WHAT IS EXPECTED:
Print each of the entries exactly, leaving nothing out.

Stored data
───

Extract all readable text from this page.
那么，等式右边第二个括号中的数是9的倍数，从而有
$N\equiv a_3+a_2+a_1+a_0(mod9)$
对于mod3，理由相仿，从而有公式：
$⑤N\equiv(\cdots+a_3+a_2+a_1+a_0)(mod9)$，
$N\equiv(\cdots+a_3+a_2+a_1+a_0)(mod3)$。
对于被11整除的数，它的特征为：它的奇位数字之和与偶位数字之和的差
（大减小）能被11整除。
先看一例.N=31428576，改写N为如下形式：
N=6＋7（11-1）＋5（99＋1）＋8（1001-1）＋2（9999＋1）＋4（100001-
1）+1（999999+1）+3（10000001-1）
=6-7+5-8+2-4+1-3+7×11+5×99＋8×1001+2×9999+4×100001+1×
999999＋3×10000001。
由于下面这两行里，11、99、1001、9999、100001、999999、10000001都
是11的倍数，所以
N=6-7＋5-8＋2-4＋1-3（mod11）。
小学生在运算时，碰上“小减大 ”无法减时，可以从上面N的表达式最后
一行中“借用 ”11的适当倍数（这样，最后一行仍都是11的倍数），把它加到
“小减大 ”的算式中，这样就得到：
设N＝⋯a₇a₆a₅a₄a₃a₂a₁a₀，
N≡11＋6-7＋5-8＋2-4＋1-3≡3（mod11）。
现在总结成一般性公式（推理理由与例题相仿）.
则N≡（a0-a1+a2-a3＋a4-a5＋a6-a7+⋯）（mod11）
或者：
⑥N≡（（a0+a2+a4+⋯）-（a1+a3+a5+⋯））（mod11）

───

SOLUTION BELOW:
Extract all readable text from this page.
那么，等式右边第二个括号中的数是9的倍数，从而有
$N\equiv a_3+a_2+a_1+a_0(mod9)$
对于mod3，理由相仿，从而有公式：
$⑤N\equiv(\cdots+a_3+a_2+a_1+a_0)(mod9)$，
$N\equiv(\cdots+a_3+a_2+a_1+a_0)(mod3)$。
对于被11整除的数，它的特征为：它的奇位数字之和与偶位数字之和的差
（大减小）能被11整除。
先看一例.N=31428576，改写N为如下形式：
N=6＋7（11-1）＋5（99＋1）＋8（1001-1）＋2（9999＋1）＋4（100001-
1）+1（999999+1）+3（10000001-1）
=6-7+5-8+2-4+1-3+7×11+5×99＋8×1001+2×9999+4×100001+1×
999999＋3×10000001。
由于下面这两行里，11、99、1001、9999、100001、999999、10000001都
是11的倍数，所以
N=6-7＋5-8＋2-4＋1-3（mod11）。
小学生在运算时，碰上“小减大 ”无法减时，可以从上面N的表达式最后
一行中“借用 ”11的适当倍数（这样，最后一行仍都是11的倍数），把它加到
“小减大 ”的算式中，这样就得到：
设N＝⋯a₇a₆a₅a₄a₃a₂a₁a₀，
N≡11＋6-7＋5-8＋2-4＋1-3≡3（mod11）。
现在总结成一般性公式（推理理由与例题相仿）.
则N≡（a0-a1+a2-a3＋a4-a5＋a6-a7+⋯）（mod11）
或者：
⑥N≡（（a0+a2+a4+⋯）-（a1+a3+a5+⋯））（mod11）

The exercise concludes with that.